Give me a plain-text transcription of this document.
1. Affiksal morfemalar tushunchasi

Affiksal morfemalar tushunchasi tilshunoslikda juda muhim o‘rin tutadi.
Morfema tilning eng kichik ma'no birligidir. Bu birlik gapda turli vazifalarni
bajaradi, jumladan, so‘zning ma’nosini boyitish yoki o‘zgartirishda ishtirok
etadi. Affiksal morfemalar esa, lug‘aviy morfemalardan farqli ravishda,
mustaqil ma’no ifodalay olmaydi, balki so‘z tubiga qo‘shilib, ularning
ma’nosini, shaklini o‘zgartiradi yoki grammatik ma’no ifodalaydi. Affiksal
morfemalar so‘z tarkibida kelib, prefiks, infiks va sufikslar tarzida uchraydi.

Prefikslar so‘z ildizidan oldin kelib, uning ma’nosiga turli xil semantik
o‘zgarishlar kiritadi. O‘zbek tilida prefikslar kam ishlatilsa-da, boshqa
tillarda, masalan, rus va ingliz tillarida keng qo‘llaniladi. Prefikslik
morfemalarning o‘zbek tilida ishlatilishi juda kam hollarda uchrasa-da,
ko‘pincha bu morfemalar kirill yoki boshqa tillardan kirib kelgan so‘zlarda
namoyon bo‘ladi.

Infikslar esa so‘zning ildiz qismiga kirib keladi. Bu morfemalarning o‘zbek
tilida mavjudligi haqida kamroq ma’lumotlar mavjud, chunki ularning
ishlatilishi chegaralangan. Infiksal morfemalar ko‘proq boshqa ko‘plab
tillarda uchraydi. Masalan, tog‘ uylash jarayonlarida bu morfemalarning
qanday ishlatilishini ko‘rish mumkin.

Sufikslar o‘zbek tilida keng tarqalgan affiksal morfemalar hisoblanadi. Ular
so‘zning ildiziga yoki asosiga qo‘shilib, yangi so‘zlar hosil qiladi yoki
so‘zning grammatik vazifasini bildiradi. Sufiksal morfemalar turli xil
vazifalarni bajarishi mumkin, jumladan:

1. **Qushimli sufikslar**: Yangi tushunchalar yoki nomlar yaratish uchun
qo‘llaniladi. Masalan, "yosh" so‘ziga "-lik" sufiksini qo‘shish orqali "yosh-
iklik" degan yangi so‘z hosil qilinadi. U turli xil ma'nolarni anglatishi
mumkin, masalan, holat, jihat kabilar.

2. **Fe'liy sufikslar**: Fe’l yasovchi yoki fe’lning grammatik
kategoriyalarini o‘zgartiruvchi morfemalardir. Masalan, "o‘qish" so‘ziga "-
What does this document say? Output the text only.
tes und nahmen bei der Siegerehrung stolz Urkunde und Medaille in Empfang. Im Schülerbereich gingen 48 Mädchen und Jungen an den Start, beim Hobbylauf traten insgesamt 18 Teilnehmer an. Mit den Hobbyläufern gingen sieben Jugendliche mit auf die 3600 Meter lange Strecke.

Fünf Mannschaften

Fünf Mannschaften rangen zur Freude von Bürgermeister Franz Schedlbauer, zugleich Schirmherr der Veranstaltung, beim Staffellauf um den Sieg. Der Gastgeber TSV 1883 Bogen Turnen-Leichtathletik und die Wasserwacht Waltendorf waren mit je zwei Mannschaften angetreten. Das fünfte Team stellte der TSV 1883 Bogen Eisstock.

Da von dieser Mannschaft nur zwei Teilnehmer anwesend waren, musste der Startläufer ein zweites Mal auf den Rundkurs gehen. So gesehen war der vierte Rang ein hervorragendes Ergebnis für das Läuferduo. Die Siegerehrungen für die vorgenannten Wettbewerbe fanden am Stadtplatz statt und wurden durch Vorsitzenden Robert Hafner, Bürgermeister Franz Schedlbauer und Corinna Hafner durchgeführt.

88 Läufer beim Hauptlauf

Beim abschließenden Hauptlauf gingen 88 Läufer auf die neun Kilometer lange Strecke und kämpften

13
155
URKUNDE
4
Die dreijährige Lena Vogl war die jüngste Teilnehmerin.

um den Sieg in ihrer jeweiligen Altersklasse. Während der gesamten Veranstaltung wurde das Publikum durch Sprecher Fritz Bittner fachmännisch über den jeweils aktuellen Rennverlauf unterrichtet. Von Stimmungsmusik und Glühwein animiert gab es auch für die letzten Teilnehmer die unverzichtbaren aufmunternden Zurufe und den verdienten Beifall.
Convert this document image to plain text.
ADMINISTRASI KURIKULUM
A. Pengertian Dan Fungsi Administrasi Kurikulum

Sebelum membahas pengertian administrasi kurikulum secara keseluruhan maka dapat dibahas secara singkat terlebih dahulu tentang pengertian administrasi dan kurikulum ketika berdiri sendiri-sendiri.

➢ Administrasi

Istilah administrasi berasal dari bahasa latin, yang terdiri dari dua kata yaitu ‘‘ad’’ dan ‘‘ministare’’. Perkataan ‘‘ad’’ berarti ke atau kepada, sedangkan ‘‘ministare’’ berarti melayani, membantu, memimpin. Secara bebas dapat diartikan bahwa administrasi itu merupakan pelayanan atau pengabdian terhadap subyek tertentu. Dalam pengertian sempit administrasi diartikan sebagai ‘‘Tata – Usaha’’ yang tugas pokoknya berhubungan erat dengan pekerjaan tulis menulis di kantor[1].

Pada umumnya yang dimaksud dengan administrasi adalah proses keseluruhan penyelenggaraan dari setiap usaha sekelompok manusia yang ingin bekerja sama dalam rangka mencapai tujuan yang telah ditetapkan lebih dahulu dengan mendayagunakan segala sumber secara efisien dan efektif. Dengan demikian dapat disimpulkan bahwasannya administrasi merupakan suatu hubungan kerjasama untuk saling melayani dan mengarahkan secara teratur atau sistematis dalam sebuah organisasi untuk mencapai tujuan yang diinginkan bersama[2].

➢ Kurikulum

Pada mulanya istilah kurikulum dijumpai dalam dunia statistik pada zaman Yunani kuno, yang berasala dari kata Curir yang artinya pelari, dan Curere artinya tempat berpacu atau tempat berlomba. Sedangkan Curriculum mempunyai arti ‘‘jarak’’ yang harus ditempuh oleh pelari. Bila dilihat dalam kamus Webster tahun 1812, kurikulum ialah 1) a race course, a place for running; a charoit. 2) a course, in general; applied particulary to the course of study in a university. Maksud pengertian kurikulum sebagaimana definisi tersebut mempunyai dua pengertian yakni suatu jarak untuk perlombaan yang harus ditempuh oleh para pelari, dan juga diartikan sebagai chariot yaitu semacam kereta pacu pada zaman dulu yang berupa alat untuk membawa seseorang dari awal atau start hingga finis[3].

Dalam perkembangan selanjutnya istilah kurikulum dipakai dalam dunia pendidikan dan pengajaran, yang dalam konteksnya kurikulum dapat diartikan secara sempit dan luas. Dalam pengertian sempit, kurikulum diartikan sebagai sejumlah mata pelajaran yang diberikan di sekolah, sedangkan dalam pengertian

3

REQUIRED TASK:
Nothing should be left out: return all of the records exactly.

EXPECTED ANSWER:
Give me a plain-text transcription of this document.
1. Affiksal morfemalar tushunchasi

Affiksal morfemalar tushunchasi tilshunoslikda juda muhim o‘rin tutadi.
Morfema tilning eng kichik ma'no birligidir. Bu birlik gapda turli vazifalarni
bajaradi, jumladan, so‘zning ma’nosini boyitish yoki o‘zgartirishda ishtirok
etadi. Affiksal morfemalar esa, lug‘aviy morfemalardan farqli ravishda,
mustaqil ma’no ifodalay olmaydi, balki so‘z tubiga qo‘shilib, ularning
ma’nosini, shaklini o‘zgartiradi yoki grammatik ma’no ifodalaydi. Affiksal
morfemalar so‘z tarkibida kelib, prefiks, infiks va sufikslar tarzida uchraydi.

Prefikslar so‘z ildizidan oldin kelib, uning ma’nosiga turli xil semantik
o‘zgarishlar kiritadi. O‘zbek tilida prefikslar kam ishlatilsa-da, boshqa
tillarda, masalan, rus va ingliz tillarida keng qo‘llaniladi. Prefikslik
morfemalarning o‘zbek tilida ishlatilishi juda kam hollarda uchrasa-da,
ko‘pincha bu morfemalar kirill yoki boshqa tillardan kirib kelgan so‘zlarda
namoyon bo‘ladi.

Infikslar esa so‘zning ildiz qismiga kirib keladi. Bu morfemalarning o‘zbek
tilida mavjudligi haqida kamroq ma’lumotlar mavjud, chunki ularning
ishlatilishi chegaralangan. Infiksal morfemalar ko‘proq boshqa ko‘plab
tillarda uchraydi. Masalan, tog‘ uylash jarayonlarida bu morfemalarning
qanday ishlatilishini ko‘rish mumkin.

Sufikslar o‘zbek tilida keng tarqalgan affiksal morfemalar hisoblanadi. Ular
so‘zning ildiziga yoki asosiga qo‘shilib, yangi so‘zlar hosil qiladi yoki
so‘zning grammatik vazifasini bildiradi. Sufiksal morfemalar turli xil
vazifalarni bajarishi mumkin, jumladan:

1. **Qushimli sufikslar**: Yangi tushunchalar yoki nomlar yaratish uchun
qo‘llaniladi. Masalan, "yosh" so‘ziga "-lik" sufiksini qo‘shish orqali "yosh-
iklik" degan yangi so‘z hosil qilinadi. U turli xil ma'nolarni anglatishi
mumkin, masalan, holat, jihat kabilar.

2. **Fe'liy sufikslar**: Fe’l yasovchi yoki fe’lning grammatik
kategoriyalarini o‘zgartiruvchi morfemalardir. Masalan, "o‘qish" so‘ziga "-
What does this document say? Output the text only.
tes und nahmen bei der Siegerehrung stolz Urkunde und Medaille in Empfang. Im Schülerbereich gingen 48 Mädchen und Jungen an den Start, beim Hobbylauf traten insgesamt 18 Teilnehmer an. Mit den Hobbyläufern gingen sieben Jugendliche mit auf die 3600 Meter lange Strecke.

Fünf Mannschaften

Fünf Mannschaften rangen zur Freude von Bürgermeister Franz Schedlbauer, zugleich Schirmherr der Veranstaltung, beim Staffellauf um den Sieg. Der Gastgeber TSV 1883 Bogen Turnen-Leichtathletik und die Wasserwacht Waltendorf waren mit je zwei Mannschaften angetreten. Das fünfte Team stellte der TSV 1883 Bogen Eisstock.

Da von dieser Mannschaft nur zwei Teilnehmer anwesend waren, musste der Startläufer ein zweites Mal auf den Rundkurs gehen. So gesehen war der vierte Rang ein hervorragendes Ergebnis für das Läuferduo. Die Siegerehrungen für die vorgenannten Wettbewerbe fanden am Stadtplatz statt und wurden durch Vorsitzenden Robert Hafner, Bürgermeister Franz Schedlbauer und Corinna Hafner durchgeführt.

88 Läufer beim Hauptlauf

Beim abschließenden Hauptlauf gingen 88 Läufer auf die neun Kilometer lange Strecke und kämpften

13
155
URKUNDE
4
Die dreijährige Lena Vogl war die jüngste Teilnehmerin.

um den Sieg in ihrer jeweiligen Altersklasse. Während der gesamten Veranstaltung wurde das Publikum durch Sprecher Fritz Bittner fachmännisch über den jeweils aktuellen Rennverlauf unterrichtet. Von Stimmungsmusik und Glühwein animiert gab es auch für die letzten Teilnehmer die unverzichtbaren aufmunternden Zurufe und den verdienten Beifall.
Convert this document image to plain text.
ADMINISTRASI KURIKULUM
A. Pengertian Dan Fungsi Administrasi Kurikulum

Sebelum membahas pengertian administrasi kurikulum secara keseluruhan maka dapat dibahas secara singkat terlebih dahulu tentang pengertian administrasi dan kurikulum ketika berdiri sendiri-sendiri.

➢ Administrasi

Istilah administrasi berasal dari bahasa latin, yang terdiri dari dua kata yaitu ‘‘ad’’ dan ‘‘ministare’’. Perkataan ‘‘ad’’ berarti ke atau kepada, sedangkan ‘‘ministare’’ berarti melayani, membantu, memimpin. Secara bebas dapat diartikan bahwa administrasi itu merupakan pelayanan atau pengabdian terhadap subyek tertentu. Dalam pengertian sempit administrasi diartikan sebagai ‘‘Tata – Usaha’’ yang tugas pokoknya berhubungan erat dengan pekerjaan tulis menulis di kantor[1].

Pada umumnya yang dimaksud dengan administrasi adalah proses keseluruhan penyelenggaraan dari setiap usaha sekelompok manusia yang ingin bekerja sama dalam rangka mencapai tujuan yang telah ditetapkan lebih dahulu dengan mendayagunakan segala sumber secara efisien dan efektif. Dengan demikian dapat disimpulkan bahwasannya administrasi merupakan suatu hubungan kerjasama untuk saling melayani dan mengarahkan secara teratur atau sistematis dalam sebuah organisasi untuk mencapai tujuan yang diinginkan bersama[2].

➢ Kurikulum

Pada mulanya istilah kurikulum dijumpai dalam dunia statistik pada zaman Yunani kuno, yang berasala dari kata Curir yang artinya pelari, dan Curere artinya tempat berpacu atau tempat berlomba. Sedangkan Curriculum mempunyai arti ‘‘jarak’’ yang harus ditempuh oleh pelari. Bila dilihat dalam kamus Webster tahun 1812, kurikulum ialah 1) a race course, a place for running; a charoit. 2) a course, in general; applied particulary to the course of study in a university. Maksud pengertian kurikulum sebagaimana definisi tersebut mempunyai dua pengertian yakni suatu jarak untuk perlombaan yang harus ditempuh oleh para pelari, dan juga diartikan sebagai chariot yaitu semacam kereta pacu pada zaman dulu yang berupa alat untuk membawa seseorang dari awal atau start hingga finis[3].

Dalam perkembangan selanjutnya istilah kurikulum dipakai dalam dunia pendidikan dan pengajaran, yang dalam konteksnya kurikulum dapat diartikan secara sempit dan luas. Dalam pengertian sempit, kurikulum diartikan sebagai sejumlah mata pelajaran yang diberikan di sekolah, sedangkan dalam pengertian

3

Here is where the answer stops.